SET PROBLEM
Copy every line of the data exactly, leaving nothing out.

EXCERPTED DATA

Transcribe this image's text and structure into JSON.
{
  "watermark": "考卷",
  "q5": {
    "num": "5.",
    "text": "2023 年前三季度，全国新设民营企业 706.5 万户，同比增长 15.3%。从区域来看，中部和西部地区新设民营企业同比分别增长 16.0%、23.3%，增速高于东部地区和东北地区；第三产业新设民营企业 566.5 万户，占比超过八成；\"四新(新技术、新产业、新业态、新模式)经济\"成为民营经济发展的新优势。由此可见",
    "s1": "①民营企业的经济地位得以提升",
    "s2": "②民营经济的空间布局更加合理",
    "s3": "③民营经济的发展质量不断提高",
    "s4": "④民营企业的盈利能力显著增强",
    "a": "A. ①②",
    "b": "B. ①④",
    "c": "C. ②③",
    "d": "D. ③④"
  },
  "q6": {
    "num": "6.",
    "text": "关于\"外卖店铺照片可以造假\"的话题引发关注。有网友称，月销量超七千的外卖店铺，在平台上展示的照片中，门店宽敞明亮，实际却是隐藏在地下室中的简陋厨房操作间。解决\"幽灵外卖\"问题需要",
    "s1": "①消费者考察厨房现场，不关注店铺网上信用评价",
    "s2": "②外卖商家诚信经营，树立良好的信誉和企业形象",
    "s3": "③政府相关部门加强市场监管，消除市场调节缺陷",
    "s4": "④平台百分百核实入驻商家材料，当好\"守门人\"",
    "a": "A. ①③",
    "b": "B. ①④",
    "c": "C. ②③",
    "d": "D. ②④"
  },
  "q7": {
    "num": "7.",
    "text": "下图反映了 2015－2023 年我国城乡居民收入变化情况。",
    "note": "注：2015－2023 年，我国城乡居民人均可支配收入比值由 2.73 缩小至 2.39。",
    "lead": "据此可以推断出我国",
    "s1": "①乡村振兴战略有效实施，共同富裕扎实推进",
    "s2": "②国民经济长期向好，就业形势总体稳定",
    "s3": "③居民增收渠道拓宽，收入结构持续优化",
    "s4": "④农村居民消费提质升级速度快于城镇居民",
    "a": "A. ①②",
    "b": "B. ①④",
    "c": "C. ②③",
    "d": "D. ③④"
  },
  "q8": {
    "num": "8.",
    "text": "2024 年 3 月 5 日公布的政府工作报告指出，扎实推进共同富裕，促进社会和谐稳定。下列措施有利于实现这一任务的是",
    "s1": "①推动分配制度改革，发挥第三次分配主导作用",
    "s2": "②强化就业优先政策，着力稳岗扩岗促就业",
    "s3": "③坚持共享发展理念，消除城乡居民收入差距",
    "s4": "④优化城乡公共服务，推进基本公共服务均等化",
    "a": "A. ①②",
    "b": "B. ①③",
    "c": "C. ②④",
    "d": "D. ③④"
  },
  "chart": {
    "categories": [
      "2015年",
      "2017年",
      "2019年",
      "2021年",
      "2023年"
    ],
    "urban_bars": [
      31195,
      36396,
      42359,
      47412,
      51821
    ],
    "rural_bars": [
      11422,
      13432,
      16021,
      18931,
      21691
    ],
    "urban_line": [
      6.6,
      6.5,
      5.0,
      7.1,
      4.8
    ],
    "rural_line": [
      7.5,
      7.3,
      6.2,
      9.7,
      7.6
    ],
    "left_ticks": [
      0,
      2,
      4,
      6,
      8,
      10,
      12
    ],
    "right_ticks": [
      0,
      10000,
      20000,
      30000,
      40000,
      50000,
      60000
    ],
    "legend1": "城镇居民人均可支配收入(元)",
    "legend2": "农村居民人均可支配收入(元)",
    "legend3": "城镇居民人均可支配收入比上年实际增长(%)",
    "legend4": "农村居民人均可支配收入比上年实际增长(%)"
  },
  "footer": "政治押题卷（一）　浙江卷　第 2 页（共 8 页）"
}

EXERCISE ANSWER
Transcribe this image's text and structure into JSON.
{
  "watermark": "考卷",
  "q5": {
    "num": "5.",
    "text": "2023 年前三季度，全国新设民营企业 706.5 万户，同比增长 15.3%。从区域来看，中部和西部地区新设民营企业同比分别增长 16.0%、23.3%，增速高于东部地区和东北地区；第三产业新设民营企业 566.5 万户，占比超过八成；\"四新(新技术、新产业、新业态、新模式)经济\"成为民营经济发展的新优势。由此可见",
    "s1": "①民营企业的经济地位得以提升",
    "s2": "②民营经济的空间布局更加合理",
    "s3": "③民营经济的发展质量不断提高",
    "s4": "④民营企业的盈利能力显著增强",
    "a": "A. ①②",
    "b": "B. ①④",
    "c": "C. ②③",
    "d": "D. ③④"
  },
  "q6": {
    "num": "6.",
    "text": "关于\"外卖店铺照片可以造假\"的话题引发关注。有网友称，月销量超七千的外卖店铺，在平台上展示的照片中，门店宽敞明亮，实际却是隐藏在地下室中的简陋厨房操作间。解决\"幽灵外卖\"问题需要",
    "s1": "①消费者考察厨房现场，不关注店铺网上信用评价",
    "s2": "②外卖商家诚信经营，树立良好的信誉和企业形象",
    "s3": "③政府相关部门加强市场监管，消除市场调节缺陷",
    "s4": "④平台百分百核实入驻商家材料，当好\"守门人\"",
    "a": "A. ①③",
    "b": "B. ①④",
    "c": "C. ②③",
    "d": "D. ②④"
  },
  "q7": {
    "num": "7.",
    "text": "下图反映了 2015－2023 年我国城乡居民收入变化情况。",
    "note": "注：2015－2023 年，我国城乡居民人均可支配收入比值由 2.73 缩小至 2.39。",
    "lead": "据此可以推断出我国",
    "s1": "①乡村振兴战略有效实施，共同富裕扎实推进",
    "s2": "②国民经济长期向好，就业形势总体稳定",
    "s3": "③居民增收渠道拓宽，收入结构持续优化",
    "s4": "④农村居民消费提质升级速度快于城镇居民",
    "a": "A. ①②",
    "b": "B. ①④",
    "c": "C. ②③",
    "d": "D. ③④"
  },
  "q8": {
    "num": "8.",
    "text": "2024 年 3 月 5 日公布的政府工作报告指出，扎实推进共同富裕，促进社会和谐稳定。下列措施有利于实现这一任务的是",
    "s1": "①推动分配制度改革，发挥第三次分配主导作用",
    "s2": "②强化就业优先政策，着力稳岗扩岗促就业",
    "s3": "③坚持共享发展理念，消除城乡居民收入差距",
    "s4": "④优化城乡公共服务，推进基本公共服务均等化",
    "a": "A. ①②",
    "b": "B. ①③",
    "c": "C. ②④",
    "d": "D. ③④"
  },
  "chart": {
    "categories": [
      "2015年",
      "2017年",
      "2019年",
      "2021年",
      "2023年"
    ],
    "urban_bars": [
      31195,
      36396,
      42359,
      47412,
      51821
    ],
    "rural_bars": [
      11422,
      13432,
      16021,
      18931,
      21691
    ],
    "urban_line": [
      6.6,
      6.5,
      5.0,
      7.1,
      4.8
    ],
    "rural_line": [
      7.5,
      7.3,
      6.2,
      9.7,
      7.6
    ],
    "left_ticks": [
      0,
      2,
      4,
      6,
      8,
      10,
      12
    ],
    "right_ticks": [
      0,
      10000,
      20000,
      30000,
      40000,
      50000,
      60000
    ],
    "legend1": "城镇居民人均可支配收入(元)",
    "legend2": "农村居民人均可支配收入(元)",
    "legend3": "城镇居民人均可支配收入比上年实际增长(%)",
    "legend4": "农村居民人均可支配收入比上年实际增长(%)"
  },
  "footer": "政治押题卷（一）　浙江卷　第 2 页（共 8 页）"
}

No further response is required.